DATA RECORDS:
--*--

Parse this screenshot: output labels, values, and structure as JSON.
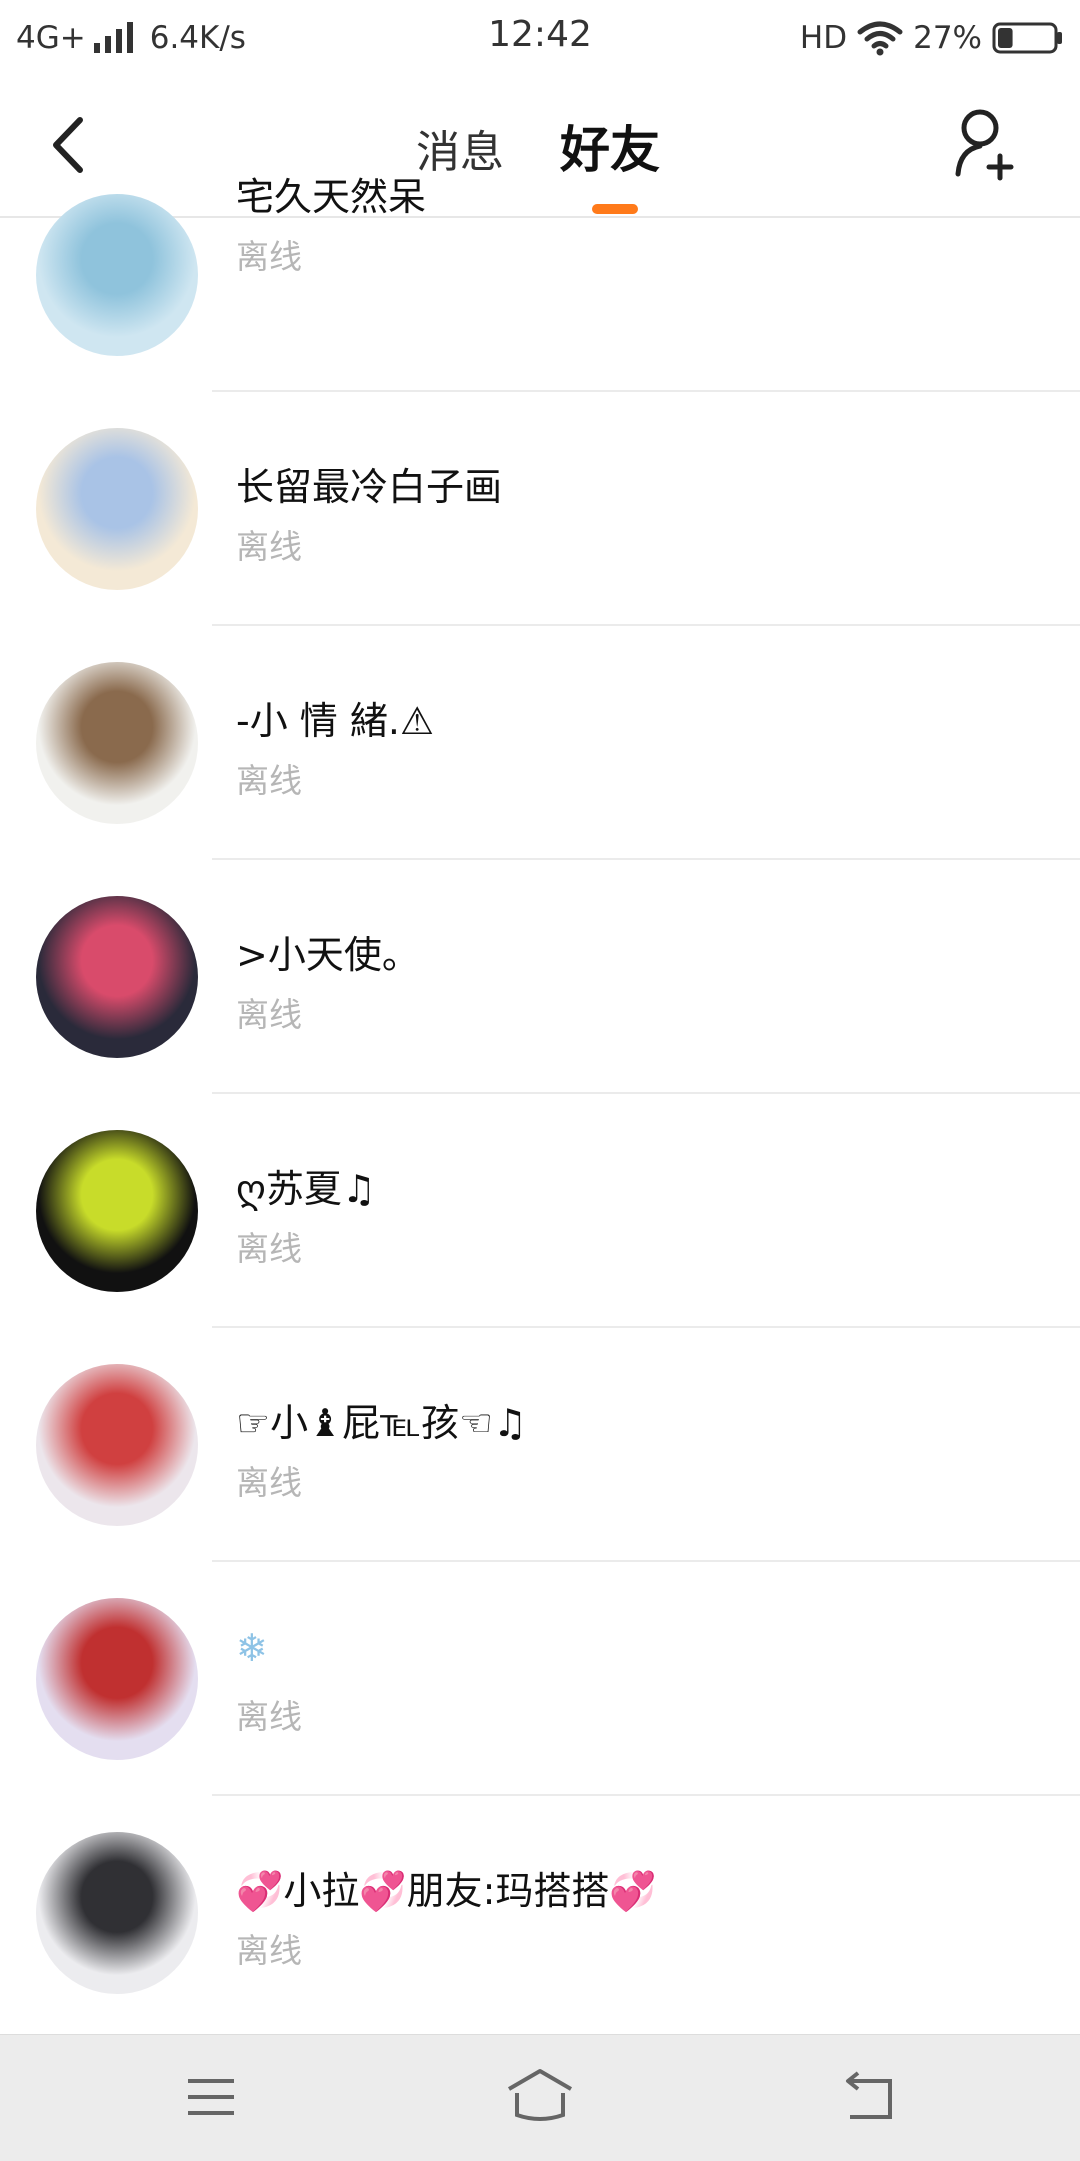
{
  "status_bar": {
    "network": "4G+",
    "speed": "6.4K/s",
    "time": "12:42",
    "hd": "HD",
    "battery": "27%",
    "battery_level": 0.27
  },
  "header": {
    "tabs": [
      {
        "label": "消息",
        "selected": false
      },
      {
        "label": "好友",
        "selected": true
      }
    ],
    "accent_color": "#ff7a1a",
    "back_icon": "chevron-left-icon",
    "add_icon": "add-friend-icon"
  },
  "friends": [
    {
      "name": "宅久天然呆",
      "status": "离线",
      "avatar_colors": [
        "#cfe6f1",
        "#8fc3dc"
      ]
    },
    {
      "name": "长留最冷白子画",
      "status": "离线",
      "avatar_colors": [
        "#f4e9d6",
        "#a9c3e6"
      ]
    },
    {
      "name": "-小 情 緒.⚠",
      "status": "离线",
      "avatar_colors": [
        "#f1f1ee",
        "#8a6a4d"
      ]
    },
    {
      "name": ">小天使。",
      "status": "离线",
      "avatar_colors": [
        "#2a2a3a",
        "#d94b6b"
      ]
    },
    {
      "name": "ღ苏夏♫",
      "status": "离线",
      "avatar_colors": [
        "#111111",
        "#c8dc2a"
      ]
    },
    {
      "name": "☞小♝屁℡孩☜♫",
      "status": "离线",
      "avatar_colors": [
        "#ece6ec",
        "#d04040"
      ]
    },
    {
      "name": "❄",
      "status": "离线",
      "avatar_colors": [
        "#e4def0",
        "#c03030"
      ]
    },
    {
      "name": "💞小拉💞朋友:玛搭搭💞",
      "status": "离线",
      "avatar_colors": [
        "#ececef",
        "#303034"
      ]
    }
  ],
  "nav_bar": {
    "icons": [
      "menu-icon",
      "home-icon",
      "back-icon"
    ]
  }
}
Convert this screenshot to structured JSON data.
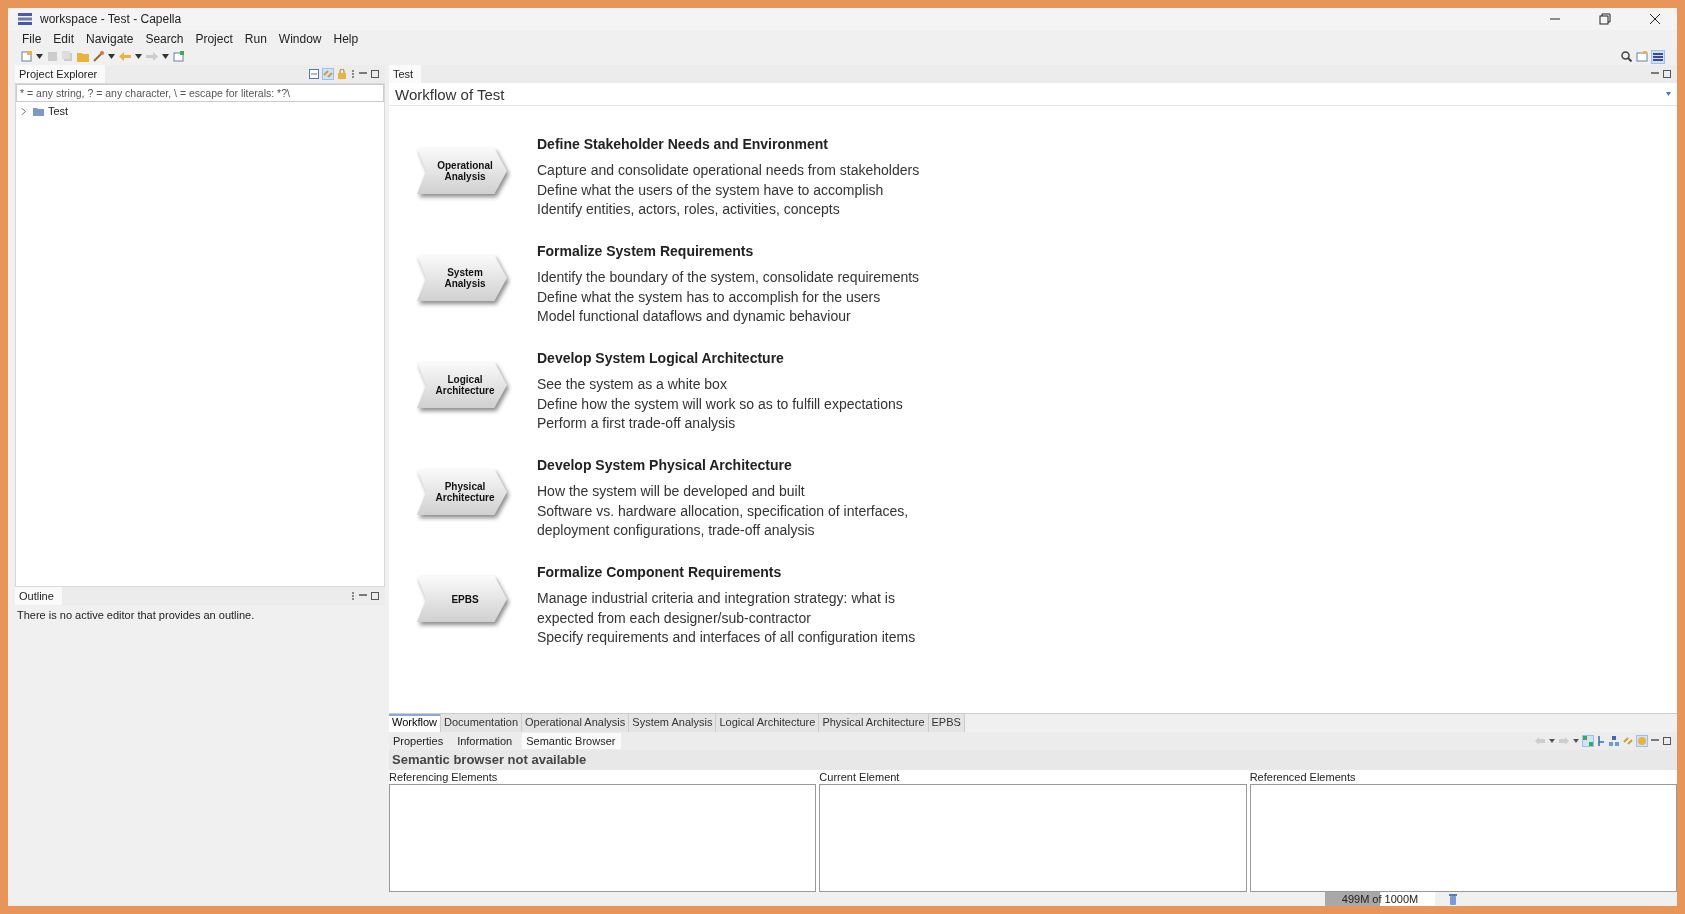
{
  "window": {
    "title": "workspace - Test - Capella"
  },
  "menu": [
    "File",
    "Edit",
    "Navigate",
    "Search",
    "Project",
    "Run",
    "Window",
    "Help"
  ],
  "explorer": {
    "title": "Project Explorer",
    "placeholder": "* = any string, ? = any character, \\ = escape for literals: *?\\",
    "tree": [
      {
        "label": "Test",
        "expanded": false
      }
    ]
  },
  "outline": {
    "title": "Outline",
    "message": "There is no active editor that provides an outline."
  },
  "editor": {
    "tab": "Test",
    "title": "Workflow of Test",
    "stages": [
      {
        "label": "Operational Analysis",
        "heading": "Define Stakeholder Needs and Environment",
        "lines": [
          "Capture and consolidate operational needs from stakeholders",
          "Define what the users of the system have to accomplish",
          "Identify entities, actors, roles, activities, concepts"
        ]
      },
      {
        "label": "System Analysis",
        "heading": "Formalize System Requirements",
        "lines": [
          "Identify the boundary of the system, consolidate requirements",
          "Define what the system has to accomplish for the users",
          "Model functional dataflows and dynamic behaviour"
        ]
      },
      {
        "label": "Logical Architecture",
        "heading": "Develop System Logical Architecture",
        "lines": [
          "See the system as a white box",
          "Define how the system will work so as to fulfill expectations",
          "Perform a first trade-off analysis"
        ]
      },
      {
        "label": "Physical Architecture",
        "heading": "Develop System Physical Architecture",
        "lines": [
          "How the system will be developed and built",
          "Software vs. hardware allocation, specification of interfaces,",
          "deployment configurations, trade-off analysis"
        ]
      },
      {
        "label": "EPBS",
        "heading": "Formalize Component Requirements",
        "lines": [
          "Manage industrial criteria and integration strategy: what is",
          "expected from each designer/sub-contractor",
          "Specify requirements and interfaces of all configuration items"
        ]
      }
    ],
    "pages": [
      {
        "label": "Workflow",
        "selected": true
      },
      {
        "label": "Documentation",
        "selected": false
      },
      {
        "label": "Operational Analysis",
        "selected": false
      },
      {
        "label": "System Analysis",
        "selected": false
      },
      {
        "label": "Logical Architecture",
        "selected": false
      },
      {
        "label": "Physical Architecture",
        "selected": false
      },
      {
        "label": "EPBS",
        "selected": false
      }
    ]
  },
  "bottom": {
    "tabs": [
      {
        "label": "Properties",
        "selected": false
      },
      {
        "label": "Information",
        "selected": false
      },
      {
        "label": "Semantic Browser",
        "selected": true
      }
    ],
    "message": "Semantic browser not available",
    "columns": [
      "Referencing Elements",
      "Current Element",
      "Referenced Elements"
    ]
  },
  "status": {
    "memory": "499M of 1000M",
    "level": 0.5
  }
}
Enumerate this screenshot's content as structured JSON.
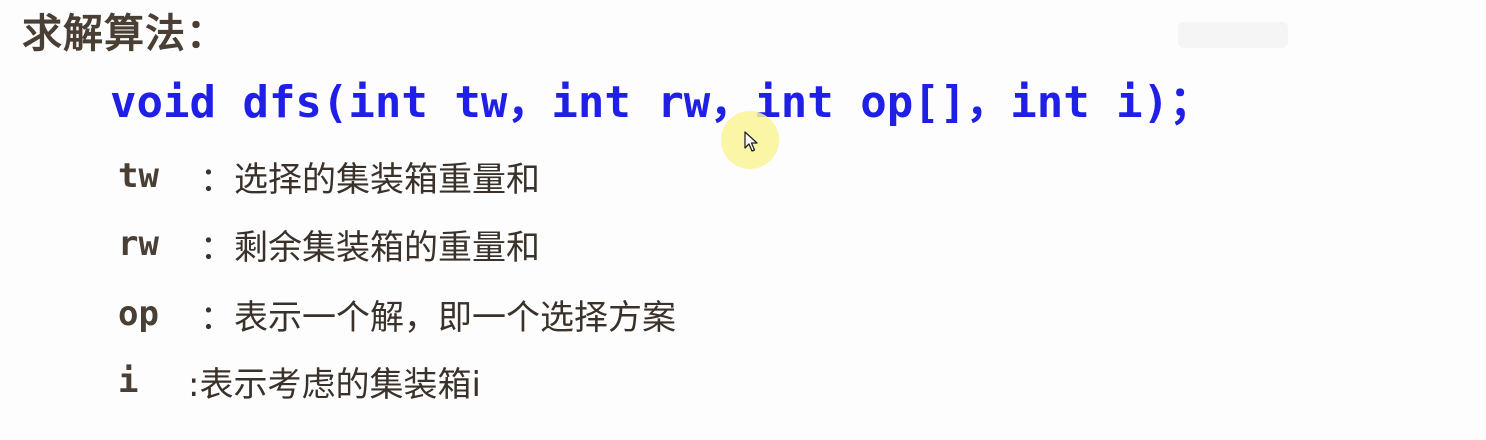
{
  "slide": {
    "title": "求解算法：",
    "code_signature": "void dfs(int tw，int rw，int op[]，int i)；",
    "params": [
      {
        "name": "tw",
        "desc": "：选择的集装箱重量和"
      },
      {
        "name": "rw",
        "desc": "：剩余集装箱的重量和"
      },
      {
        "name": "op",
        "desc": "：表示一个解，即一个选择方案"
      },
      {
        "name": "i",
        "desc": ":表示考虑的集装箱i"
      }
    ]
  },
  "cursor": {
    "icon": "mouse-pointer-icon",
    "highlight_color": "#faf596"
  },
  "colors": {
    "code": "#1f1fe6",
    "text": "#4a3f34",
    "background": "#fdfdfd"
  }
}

--*--

TASK TO COMPLETE: Copy the material exactly. Do not include the pictures.

ANSWER TO THIS TASK:
Parse this screenshot: output labels, values, and structure as JSON.
{
  "status_bar": {
    "network": "4G+",
    "speed": "6.4K/s",
    "time": "12:42",
    "hd": "HD",
    "battery": "27%",
    "battery_level": 0.27
  },
  "header": {
    "tabs": [
      {
        "label": "消息",
        "selected": false
      },
      {
        "label": "好友",
        "selected": true
      }
    ],
    "accent_color": "#ff7a1a",
    "back_icon": "chevron-left-icon",
    "add_icon": "add-friend-icon"
  },
  "friends": [
    {
      "name": "宅久天然呆",
      "status": "离线",
      "avatar_colors": [
        "#cfe6f1",
        "#8fc3dc"
      ]
    },
    {
      "name": "长留最冷白子画",
      "status": "离线",
      "avatar_colors": [
        "#f4e9d6",
        "#a9c3e6"
      ]
    },
    {
      "name": "-小 情 緒.⚠",
      "status": "离线",
      "avatar_colors": [
        "#f1f1ee",
        "#8a6a4d"
      ]
    },
    {
      "name": ">小天使。",
      "status": "离线",
      "avatar_colors": [
        "#2a2a3a",
        "#d94b6b"
      ]
    },
    {
      "name": "ღ苏夏♫",
      "status": "离线",
      "avatar_colors": [
        "#111111",
        "#c8dc2a"
      ]
    },
    {
      "name": "☞小♝屁℡孩☜♫",
      "status": "离线",
      "avatar_colors": [
        "#ece6ec",
        "#d04040"
      ]
    },
    {
      "name": "❄",
      "status": "离线",
      "avatar_colors": [
        "#e4def0",
        "#c03030"
      ]
    },
    {
      "name": "💞小拉💞朋友:玛搭搭💞",
      "status": "离线",
      "avatar_colors": [
        "#ececef",
        "#303034"
      ]
    }
  ],
  "nav_bar": {
    "icons": [
      "menu-icon",
      "home-icon",
      "back-icon"
    ]
  }
}
Convert this screenshot to structured JSON data.
{
  "window": {
    "title": "workspace - Test - Capella"
  },
  "menu": [
    "File",
    "Edit",
    "Navigate",
    "Search",
    "Project",
    "Run",
    "Window",
    "Help"
  ],
  "explorer": {
    "title": "Project Explorer",
    "placeholder": "* = any string, ? = any character, \\ = escape for literals: *?\\",
    "tree": [
      {
        "label": "Test",
        "expanded": false
      }
    ]
  },
  "outline": {
    "title": "Outline",
    "message": "There is no active editor that provides an outline."
  },
  "editor": {
    "tab": "Test",
    "title": "Workflow of Test",
    "stages": [
      {
        "label": "Operational Analysis",
        "heading": "Define Stakeholder Needs and Environment",
        "lines": [
          "Capture and consolidate operational needs from stakeholders",
          "Define what the users of the system have to accomplish",
          "Identify entities, actors, roles, activities, concepts"
        ]
      },
      {
        "label": "System Analysis",
        "heading": "Formalize System Requirements",
        "lines": [
          "Identify the boundary of the system, consolidate requirements",
          "Define what the system has to accomplish for the users",
          "Model functional dataflows and dynamic behaviour"
        ]
      },
      {
        "label": "Logical Architecture",
        "heading": "Develop System Logical Architecture",
        "lines": [
          "See the system as a white box",
          "Define how the system will work so as to fulfill expectations",
          "Perform a first trade-off analysis"
        ]
      },
      {
        "label": "Physical Architecture",
        "heading": "Develop System Physical Architecture",
        "lines": [
          "How the system will be developed and built",
          "Software vs. hardware allocation, specification of interfaces,",
          "deployment configurations, trade-off analysis"
        ]
      },
      {
        "label": "EPBS",
        "heading": "Formalize Component Requirements",
        "lines": [
          "Manage industrial criteria and integration strategy: what is",
          "expected from each designer/sub-contractor",
          "Specify requirements and interfaces of all configuration items"
        ]
      }
    ],
    "pages": [
      {
        "label": "Workflow",
        "selected": true
      },
      {
        "label": "Documentation",
        "selected": false
      },
      {
        "label": "Operational Analysis",
        "selected": false
      },
      {
        "label": "System Analysis",
        "selected": false
      },
      {
        "label": "Logical Architecture",
        "selected": false
      },
      {
        "label": "Physical Architecture",
        "selected": false
      },
      {
        "label": "EPBS",
        "selected": false
      }
    ]
  },
  "bottom": {
    "tabs": [
      {
        "label": "Properties",
        "selected": false
      },
      {
        "label": "Information",
        "selected": false
      },
      {
        "label": "Semantic Browser",
        "selected": true
      }
    ],
    "message": "Semantic browser not available",
    "columns": [
      "Referencing Elements",
      "Current Element",
      "Referenced Elements"
    ]
  },
  "status": {
    "memory": "499M of 1000M",
    "level": 0.5
  }
}
Enumerate this screenshot's content as structured JSON.
{
  "slide": {
    "title": "求解算法：",
    "code_signature": "void dfs(int tw，int rw，int op[]，int i)；",
    "params": [
      {
        "name": "tw",
        "desc": "：选择的集装箱重量和"
      },
      {
        "name": "rw",
        "desc": "：剩余集装箱的重量和"
      },
      {
        "name": "op",
        "desc": "：表示一个解，即一个选择方案"
      },
      {
        "name": "i",
        "desc": ":表示考虑的集装箱i"
      }
    ]
  },
  "cursor": {
    "icon": "mouse-pointer-icon",
    "highlight_color": "#faf596"
  },
  "colors": {
    "code": "#1f1fe6",
    "text": "#4a3f34",
    "background": "#fdfdfd"
  }
}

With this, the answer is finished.